### Objective
From the entries that follow, extract each line holding the string "network".

### Supplied data
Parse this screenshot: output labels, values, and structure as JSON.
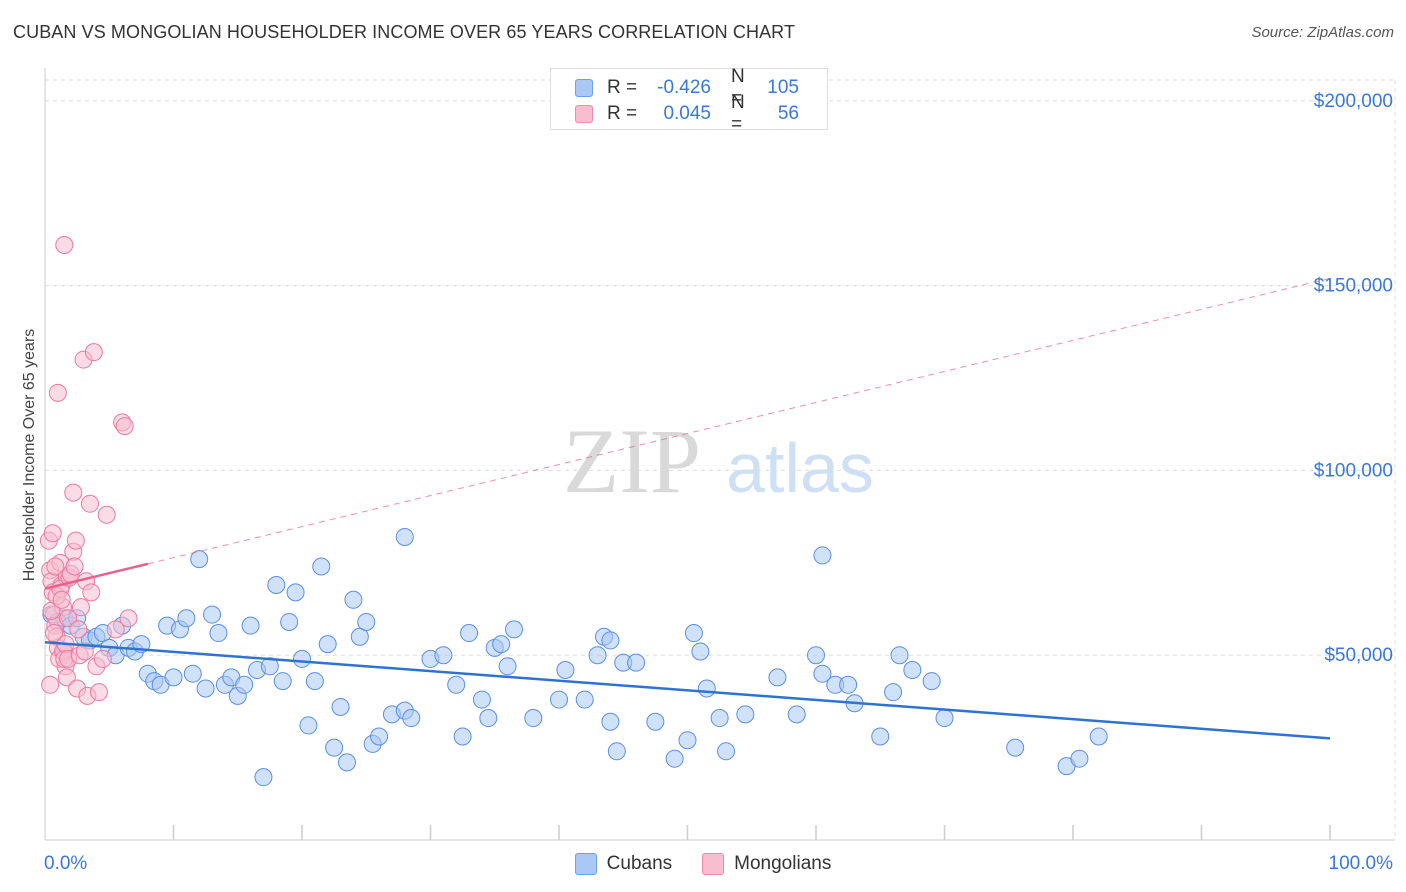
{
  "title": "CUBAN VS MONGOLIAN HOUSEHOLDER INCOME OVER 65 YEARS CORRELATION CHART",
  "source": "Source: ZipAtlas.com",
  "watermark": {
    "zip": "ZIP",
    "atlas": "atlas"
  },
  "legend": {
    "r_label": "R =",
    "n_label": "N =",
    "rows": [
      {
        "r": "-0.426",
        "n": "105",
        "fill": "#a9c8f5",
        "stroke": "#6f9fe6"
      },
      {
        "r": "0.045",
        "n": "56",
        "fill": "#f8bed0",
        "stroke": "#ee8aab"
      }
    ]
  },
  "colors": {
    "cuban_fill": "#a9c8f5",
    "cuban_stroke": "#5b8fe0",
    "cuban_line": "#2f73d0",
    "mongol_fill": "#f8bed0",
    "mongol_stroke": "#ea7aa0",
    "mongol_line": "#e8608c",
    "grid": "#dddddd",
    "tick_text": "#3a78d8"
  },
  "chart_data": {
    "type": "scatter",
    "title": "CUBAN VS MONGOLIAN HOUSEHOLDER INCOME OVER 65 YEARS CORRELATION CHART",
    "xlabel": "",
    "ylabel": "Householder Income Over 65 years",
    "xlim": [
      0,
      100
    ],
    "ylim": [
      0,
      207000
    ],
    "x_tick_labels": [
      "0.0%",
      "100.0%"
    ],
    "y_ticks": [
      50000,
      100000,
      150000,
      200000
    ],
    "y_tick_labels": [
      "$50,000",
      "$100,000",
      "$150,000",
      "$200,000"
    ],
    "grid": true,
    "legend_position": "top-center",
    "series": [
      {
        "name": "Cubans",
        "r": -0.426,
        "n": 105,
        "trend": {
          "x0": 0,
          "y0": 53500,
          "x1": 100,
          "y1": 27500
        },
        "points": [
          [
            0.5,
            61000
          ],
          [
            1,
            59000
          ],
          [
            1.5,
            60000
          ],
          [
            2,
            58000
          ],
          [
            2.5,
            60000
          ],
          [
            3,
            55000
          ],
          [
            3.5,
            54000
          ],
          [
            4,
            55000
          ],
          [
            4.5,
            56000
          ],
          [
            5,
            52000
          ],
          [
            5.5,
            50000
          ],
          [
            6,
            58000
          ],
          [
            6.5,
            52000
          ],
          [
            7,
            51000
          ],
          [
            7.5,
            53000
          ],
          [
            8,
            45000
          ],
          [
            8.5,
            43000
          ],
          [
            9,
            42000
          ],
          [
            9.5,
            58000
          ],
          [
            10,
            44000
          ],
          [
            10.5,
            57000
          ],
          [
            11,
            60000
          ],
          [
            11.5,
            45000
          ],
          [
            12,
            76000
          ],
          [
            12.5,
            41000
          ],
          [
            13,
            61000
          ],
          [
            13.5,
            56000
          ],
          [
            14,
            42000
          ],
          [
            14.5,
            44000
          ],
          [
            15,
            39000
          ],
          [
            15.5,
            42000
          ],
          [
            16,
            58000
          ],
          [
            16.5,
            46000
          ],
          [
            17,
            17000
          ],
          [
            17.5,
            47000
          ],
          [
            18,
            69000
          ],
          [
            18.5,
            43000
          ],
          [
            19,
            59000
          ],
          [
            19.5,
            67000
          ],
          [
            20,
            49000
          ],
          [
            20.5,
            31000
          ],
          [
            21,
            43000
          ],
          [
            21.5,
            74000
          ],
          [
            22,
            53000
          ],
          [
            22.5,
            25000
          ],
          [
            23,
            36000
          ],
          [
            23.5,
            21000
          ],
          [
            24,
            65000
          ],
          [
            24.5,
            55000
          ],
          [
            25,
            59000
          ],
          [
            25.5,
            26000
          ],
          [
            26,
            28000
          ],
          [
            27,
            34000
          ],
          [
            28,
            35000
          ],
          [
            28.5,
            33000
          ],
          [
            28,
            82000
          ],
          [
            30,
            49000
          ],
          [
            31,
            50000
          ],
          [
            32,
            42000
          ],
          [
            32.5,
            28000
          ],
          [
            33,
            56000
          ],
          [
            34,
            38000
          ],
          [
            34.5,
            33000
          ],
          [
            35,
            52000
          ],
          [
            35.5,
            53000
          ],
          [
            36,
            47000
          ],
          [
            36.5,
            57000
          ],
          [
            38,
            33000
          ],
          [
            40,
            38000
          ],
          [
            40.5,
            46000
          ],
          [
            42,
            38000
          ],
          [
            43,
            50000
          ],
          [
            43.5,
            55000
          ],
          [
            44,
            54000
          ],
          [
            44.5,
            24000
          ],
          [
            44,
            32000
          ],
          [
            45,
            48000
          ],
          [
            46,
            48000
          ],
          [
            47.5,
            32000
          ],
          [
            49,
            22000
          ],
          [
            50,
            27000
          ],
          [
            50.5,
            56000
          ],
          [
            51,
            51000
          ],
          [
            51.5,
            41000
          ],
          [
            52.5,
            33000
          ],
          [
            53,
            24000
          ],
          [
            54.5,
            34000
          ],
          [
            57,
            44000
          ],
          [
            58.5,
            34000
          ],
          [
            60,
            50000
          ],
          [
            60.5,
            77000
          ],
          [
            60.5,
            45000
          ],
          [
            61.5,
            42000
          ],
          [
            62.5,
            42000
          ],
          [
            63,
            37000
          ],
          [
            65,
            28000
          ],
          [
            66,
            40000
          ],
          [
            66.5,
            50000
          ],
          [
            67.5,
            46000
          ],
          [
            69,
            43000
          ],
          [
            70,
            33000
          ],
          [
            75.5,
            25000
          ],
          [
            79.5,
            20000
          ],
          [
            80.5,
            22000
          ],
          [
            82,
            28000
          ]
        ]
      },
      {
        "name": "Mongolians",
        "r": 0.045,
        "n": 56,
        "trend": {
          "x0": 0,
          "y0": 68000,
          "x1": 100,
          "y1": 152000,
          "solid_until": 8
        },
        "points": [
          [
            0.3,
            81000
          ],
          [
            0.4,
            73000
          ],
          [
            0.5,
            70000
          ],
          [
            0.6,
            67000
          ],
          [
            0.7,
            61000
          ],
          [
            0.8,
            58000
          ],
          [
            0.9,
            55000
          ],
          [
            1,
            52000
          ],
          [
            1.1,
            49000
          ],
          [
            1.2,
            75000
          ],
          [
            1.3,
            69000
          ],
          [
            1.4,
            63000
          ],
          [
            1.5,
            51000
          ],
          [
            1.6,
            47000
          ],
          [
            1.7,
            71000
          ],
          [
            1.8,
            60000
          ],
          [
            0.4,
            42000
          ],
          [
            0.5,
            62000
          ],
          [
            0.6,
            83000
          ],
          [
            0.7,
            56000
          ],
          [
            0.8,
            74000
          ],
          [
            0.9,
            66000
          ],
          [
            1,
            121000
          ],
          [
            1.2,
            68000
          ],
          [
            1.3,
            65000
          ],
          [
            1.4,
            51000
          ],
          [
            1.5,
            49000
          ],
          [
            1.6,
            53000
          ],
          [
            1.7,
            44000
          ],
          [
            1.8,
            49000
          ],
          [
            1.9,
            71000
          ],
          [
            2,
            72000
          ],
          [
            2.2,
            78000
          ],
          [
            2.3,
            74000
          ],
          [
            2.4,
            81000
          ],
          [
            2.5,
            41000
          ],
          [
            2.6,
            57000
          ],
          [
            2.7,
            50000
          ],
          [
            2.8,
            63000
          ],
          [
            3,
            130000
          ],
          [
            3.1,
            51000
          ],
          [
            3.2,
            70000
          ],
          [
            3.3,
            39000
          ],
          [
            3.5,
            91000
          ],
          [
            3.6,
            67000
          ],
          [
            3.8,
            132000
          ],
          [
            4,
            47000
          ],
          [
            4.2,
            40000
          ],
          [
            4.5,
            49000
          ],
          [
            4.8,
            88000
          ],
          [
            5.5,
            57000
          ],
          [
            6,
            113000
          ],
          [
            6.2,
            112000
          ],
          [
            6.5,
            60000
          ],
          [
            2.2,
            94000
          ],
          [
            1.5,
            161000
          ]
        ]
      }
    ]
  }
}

...

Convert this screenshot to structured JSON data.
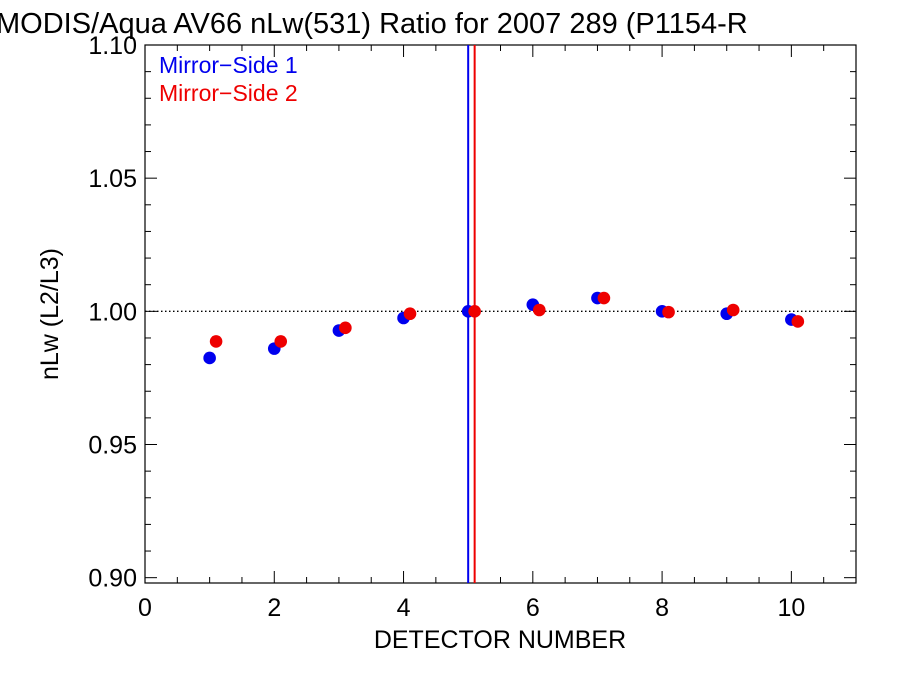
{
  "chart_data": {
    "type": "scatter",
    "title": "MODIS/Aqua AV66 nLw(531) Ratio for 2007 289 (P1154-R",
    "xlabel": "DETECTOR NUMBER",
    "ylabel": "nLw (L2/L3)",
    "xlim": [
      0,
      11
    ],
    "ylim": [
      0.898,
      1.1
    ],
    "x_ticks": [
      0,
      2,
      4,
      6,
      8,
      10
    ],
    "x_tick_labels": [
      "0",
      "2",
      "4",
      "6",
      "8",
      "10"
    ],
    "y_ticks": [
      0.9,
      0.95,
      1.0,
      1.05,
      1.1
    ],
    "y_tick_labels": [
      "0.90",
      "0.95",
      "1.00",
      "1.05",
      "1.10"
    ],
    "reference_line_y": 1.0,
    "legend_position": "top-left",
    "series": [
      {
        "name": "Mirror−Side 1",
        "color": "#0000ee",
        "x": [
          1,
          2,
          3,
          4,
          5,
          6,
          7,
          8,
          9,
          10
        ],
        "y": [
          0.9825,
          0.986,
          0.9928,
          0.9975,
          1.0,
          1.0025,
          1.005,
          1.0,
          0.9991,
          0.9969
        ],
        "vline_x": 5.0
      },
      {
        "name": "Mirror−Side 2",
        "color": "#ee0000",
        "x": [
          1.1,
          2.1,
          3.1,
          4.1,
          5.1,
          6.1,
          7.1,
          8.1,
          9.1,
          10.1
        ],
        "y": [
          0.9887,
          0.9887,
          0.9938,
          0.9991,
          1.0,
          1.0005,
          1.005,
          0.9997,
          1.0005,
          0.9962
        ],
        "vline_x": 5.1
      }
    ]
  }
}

* * *

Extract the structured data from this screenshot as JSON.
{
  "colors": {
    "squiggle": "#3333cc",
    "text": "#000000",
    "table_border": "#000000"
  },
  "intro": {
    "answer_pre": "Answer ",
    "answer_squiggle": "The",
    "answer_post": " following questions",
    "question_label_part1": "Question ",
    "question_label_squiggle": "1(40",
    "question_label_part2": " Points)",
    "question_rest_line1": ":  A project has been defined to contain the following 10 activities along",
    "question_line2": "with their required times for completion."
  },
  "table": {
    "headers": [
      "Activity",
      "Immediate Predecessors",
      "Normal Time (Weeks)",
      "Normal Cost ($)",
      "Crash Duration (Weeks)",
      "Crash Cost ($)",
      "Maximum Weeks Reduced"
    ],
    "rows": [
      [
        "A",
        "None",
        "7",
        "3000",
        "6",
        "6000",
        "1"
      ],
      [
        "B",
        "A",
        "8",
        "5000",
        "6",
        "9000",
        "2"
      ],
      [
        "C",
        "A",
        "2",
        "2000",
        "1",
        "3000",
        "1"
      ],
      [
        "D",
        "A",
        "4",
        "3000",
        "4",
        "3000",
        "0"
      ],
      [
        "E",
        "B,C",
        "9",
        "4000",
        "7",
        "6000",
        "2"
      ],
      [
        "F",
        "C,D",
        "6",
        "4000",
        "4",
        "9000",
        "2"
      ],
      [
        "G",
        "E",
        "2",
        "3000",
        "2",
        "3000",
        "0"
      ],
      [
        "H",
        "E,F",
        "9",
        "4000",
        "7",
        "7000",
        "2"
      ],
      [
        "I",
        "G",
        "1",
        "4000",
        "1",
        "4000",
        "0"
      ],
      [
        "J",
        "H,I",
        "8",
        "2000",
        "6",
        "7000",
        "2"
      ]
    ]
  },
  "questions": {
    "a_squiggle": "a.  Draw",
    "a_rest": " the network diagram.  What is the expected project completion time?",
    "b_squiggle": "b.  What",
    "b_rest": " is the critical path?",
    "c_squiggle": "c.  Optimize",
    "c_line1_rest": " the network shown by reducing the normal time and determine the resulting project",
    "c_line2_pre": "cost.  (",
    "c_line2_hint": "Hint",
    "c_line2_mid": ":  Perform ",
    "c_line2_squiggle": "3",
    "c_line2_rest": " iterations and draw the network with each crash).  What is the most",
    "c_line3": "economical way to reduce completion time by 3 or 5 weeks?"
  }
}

### Complete response
    "a_rest": " the network diagram.  What is the expected project completion time?",
    "c_line1_rest": " the network shown by reducing the normal time and determine the resulting project",
    "c_line2_rest": " iterations and draw the network with each crash).  What is the most",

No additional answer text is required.